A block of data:

((

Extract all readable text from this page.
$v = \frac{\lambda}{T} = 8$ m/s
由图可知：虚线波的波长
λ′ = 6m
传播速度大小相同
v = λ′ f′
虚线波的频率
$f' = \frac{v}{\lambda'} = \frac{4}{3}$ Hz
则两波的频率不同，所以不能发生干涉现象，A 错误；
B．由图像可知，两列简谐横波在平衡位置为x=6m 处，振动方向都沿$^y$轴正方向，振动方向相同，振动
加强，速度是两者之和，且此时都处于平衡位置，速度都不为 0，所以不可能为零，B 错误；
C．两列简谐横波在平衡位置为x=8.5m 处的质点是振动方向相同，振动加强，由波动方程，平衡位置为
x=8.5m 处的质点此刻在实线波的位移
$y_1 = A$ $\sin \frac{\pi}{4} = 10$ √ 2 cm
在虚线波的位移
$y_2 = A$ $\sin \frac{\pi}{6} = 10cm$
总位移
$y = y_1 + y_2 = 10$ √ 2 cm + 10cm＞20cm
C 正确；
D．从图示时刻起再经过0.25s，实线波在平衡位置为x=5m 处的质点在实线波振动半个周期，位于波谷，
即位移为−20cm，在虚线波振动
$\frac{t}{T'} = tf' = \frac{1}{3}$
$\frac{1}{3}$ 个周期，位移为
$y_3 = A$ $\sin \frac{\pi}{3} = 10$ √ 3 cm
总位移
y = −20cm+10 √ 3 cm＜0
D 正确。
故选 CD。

))

Problem details >>
Output the entries verbatim.

Correct output >>
Extract all readable text from this page.
$v = \frac{\lambda}{T} = 8$ m/s
由图可知：虚线波的波长
λ′ = 6m
传播速度大小相同
v = λ′ f′
虚线波的频率
$f' = \frac{v}{\lambda'} = \frac{4}{3}$ Hz
则两波的频率不同，所以不能发生干涉现象，A 错误；
B．由图像可知，两列简谐横波在平衡位置为x=6m 处，振动方向都沿$^y$轴正方向，振动方向相同，振动
加强，速度是两者之和，且此时都处于平衡位置，速度都不为 0，所以不可能为零，B 错误；
C．两列简谐横波在平衡位置为x=8.5m 处的质点是振动方向相同，振动加强，由波动方程，平衡位置为
x=8.5m 处的质点此刻在实线波的位移
$y_1 = A$ $\sin \frac{\pi}{4} = 10$ √ 2 cm
在虚线波的位移
$y_2 = A$ $\sin \frac{\pi}{6} = 10cm$
总位移
$y = y_1 + y_2 = 10$ √ 2 cm + 10cm＞20cm
C 正确；
D．从图示时刻起再经过0.25s，实线波在平衡位置为x=5m 处的质点在实线波振动半个周期，位于波谷，
即位移为−20cm，在虚线波振动
$\frac{t}{T'} = tf' = \frac{1}{3}$
$\frac{1}{3}$ 个周期，位移为
$y_3 = A$ $\sin \frac{\pi}{3} = 10$ √ 3 cm
总位移
y = −20cm+10 √ 3 cm＜0
D 正确。
故选 CD。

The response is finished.